» What is being asked
Copy every line in which the string "Estimation" occurs.

──────── Provided material ────────

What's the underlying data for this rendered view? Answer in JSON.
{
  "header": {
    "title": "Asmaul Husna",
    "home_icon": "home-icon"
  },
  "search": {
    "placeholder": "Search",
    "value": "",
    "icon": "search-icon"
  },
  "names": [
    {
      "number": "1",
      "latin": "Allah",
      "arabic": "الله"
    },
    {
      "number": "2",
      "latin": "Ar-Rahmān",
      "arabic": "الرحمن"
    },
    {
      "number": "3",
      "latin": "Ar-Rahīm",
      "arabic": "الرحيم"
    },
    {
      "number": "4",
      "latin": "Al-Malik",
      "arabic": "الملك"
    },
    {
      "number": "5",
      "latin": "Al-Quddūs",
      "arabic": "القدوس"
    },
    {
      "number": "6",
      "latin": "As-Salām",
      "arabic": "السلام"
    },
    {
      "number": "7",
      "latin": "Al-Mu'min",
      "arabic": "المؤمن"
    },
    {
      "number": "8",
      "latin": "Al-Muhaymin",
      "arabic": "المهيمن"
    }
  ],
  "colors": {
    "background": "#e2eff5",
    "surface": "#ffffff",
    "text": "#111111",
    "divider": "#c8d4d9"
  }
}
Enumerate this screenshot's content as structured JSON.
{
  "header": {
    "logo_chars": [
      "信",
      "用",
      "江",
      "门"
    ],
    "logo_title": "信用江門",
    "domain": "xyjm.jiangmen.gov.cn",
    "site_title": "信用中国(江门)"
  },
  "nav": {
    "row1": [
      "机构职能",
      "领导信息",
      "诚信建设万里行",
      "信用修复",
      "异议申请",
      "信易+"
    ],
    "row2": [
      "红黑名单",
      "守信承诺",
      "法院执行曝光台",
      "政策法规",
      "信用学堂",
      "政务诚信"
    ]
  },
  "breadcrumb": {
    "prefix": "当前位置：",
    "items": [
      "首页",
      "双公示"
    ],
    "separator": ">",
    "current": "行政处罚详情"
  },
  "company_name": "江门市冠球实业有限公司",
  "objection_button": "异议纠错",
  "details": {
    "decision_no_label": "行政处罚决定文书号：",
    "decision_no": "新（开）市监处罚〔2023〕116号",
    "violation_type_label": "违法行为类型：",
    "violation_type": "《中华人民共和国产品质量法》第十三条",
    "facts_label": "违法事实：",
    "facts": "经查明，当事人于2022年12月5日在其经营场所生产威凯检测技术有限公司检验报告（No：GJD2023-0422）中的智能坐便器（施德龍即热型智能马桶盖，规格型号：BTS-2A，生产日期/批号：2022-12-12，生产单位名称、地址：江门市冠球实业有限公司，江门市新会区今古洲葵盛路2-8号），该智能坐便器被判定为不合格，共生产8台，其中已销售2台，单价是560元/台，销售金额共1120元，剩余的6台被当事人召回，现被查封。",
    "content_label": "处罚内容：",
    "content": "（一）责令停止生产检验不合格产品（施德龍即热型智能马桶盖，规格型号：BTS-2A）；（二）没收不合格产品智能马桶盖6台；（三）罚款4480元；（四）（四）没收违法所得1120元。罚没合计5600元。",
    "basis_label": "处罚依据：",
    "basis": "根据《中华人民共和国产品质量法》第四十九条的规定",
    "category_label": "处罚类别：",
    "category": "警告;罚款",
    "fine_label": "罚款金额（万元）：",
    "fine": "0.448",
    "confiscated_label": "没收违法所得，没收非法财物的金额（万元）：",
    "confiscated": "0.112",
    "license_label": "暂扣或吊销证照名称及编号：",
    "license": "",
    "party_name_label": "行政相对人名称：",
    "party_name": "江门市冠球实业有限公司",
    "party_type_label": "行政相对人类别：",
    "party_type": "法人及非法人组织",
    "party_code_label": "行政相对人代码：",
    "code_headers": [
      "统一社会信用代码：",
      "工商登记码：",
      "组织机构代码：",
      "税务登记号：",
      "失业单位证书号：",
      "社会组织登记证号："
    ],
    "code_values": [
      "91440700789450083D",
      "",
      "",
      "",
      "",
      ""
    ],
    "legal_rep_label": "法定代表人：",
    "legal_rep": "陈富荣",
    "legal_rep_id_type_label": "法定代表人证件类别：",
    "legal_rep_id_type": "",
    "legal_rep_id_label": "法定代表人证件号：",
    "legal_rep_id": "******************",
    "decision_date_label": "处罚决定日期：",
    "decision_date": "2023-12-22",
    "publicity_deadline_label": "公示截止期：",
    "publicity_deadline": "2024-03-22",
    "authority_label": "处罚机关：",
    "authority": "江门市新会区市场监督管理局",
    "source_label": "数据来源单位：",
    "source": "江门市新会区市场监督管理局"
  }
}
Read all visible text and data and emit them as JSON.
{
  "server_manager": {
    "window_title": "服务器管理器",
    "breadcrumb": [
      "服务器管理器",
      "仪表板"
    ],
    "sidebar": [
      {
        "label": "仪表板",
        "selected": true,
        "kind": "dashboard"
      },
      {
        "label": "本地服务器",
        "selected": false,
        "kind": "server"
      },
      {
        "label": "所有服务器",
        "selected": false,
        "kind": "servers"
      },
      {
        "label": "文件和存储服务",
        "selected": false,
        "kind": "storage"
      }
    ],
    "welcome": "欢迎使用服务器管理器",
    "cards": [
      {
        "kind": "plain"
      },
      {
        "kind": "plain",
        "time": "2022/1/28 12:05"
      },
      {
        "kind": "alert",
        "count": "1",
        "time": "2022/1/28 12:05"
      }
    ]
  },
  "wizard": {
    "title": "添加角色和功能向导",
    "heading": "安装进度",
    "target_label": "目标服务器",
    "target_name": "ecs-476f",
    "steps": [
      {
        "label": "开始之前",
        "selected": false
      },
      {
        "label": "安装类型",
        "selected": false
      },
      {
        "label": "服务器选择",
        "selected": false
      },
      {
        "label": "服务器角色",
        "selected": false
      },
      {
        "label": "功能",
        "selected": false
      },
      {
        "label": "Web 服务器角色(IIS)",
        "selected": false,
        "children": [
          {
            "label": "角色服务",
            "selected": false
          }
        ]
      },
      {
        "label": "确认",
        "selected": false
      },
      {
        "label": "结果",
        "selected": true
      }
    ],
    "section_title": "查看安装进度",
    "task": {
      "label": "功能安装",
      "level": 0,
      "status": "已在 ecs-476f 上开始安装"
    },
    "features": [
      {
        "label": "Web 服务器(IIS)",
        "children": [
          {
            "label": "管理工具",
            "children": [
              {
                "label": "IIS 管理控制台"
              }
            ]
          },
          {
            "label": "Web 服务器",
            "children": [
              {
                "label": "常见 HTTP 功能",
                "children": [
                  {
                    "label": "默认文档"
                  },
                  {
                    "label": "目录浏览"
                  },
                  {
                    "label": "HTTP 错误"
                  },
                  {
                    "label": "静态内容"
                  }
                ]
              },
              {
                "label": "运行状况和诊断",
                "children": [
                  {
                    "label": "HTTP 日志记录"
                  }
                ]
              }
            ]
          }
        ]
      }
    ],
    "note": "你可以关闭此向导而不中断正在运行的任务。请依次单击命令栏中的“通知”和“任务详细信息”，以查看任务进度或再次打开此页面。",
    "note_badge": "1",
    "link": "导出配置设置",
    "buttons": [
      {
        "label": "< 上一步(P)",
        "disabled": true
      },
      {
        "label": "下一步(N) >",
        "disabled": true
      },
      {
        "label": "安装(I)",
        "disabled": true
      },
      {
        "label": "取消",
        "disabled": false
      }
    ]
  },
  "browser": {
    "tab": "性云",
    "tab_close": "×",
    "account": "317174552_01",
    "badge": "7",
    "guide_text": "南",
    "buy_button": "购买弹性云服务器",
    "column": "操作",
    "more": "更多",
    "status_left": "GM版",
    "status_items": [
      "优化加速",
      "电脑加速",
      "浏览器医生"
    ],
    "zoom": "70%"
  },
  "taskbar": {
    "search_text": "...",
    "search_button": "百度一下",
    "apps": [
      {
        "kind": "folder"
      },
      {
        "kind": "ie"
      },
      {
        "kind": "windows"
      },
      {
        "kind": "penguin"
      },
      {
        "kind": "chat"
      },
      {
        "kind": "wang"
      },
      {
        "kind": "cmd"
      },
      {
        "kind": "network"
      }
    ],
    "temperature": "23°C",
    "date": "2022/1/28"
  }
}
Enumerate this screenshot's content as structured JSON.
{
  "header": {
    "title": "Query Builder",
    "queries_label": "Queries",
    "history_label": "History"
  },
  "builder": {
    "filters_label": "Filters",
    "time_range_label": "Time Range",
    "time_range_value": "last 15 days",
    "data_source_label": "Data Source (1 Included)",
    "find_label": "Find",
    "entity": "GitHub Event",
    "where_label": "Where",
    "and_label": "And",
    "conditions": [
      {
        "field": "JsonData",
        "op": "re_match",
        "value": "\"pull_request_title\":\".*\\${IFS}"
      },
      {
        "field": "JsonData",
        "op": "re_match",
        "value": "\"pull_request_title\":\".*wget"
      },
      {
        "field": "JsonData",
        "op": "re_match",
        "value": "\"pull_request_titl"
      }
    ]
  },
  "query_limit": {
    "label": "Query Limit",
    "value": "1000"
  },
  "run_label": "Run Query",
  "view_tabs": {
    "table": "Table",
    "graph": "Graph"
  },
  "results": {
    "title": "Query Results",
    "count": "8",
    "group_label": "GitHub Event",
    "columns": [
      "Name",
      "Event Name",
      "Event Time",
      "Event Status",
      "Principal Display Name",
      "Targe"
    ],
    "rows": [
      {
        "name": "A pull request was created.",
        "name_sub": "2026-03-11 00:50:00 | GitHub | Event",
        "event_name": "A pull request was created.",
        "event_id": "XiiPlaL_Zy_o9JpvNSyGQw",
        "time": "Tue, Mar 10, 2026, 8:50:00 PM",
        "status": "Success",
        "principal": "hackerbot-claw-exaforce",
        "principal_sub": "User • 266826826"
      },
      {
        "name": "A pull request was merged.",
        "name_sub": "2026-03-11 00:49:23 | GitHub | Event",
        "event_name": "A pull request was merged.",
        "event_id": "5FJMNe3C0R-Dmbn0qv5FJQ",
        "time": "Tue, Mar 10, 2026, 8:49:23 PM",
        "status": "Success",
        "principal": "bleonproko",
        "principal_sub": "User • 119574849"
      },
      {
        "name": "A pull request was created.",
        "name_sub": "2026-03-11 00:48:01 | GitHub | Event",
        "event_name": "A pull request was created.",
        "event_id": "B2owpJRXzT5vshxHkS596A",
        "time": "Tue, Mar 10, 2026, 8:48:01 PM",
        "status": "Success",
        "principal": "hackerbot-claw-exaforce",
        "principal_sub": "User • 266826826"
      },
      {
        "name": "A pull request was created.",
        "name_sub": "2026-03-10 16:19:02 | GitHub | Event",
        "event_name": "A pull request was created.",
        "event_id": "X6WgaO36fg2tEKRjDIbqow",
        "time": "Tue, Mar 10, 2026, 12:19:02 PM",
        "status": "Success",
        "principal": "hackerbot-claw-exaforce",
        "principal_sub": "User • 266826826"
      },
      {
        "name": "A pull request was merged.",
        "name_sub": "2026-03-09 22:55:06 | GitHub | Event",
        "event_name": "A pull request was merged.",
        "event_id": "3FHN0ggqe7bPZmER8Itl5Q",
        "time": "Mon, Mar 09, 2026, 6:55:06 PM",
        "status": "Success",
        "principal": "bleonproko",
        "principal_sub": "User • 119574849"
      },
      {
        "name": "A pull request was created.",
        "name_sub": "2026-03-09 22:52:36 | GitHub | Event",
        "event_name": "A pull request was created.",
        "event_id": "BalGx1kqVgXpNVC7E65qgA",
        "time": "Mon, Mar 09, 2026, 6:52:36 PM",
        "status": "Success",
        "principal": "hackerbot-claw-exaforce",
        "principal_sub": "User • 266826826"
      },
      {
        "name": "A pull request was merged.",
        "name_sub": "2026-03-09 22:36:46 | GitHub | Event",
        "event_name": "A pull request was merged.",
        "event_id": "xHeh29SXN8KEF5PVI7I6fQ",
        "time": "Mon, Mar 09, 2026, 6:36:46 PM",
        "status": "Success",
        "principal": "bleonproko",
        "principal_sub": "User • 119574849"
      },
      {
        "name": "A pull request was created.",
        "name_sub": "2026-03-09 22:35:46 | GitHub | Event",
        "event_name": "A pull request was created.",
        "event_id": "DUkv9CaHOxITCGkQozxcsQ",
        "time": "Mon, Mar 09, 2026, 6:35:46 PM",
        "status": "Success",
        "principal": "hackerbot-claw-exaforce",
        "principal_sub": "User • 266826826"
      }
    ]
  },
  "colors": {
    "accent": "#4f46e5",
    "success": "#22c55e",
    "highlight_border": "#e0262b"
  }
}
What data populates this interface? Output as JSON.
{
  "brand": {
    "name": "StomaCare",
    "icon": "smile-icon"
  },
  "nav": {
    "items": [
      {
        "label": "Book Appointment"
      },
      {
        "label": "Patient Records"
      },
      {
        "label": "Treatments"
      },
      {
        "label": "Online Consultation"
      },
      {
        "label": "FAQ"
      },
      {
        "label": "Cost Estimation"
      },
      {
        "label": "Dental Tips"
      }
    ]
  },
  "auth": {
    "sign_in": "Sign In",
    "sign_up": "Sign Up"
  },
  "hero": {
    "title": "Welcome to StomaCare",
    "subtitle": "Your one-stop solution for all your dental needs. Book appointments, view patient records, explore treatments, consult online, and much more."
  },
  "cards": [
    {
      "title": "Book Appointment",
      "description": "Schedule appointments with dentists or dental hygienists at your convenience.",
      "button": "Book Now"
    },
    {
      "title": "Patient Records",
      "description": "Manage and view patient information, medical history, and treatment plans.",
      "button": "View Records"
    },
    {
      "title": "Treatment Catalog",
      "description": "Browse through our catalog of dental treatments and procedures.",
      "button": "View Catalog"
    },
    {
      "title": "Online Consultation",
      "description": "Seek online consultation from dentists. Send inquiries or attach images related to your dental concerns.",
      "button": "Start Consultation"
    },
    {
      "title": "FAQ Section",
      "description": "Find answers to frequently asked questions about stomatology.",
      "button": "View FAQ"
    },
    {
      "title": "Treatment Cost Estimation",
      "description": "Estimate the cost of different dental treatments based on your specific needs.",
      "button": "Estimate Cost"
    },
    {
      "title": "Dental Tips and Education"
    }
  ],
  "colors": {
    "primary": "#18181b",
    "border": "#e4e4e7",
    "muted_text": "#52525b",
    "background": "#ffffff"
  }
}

────────

» Answer for the task
        "label": "Cost Estimation"
      "title": "Treatment Cost Estimation",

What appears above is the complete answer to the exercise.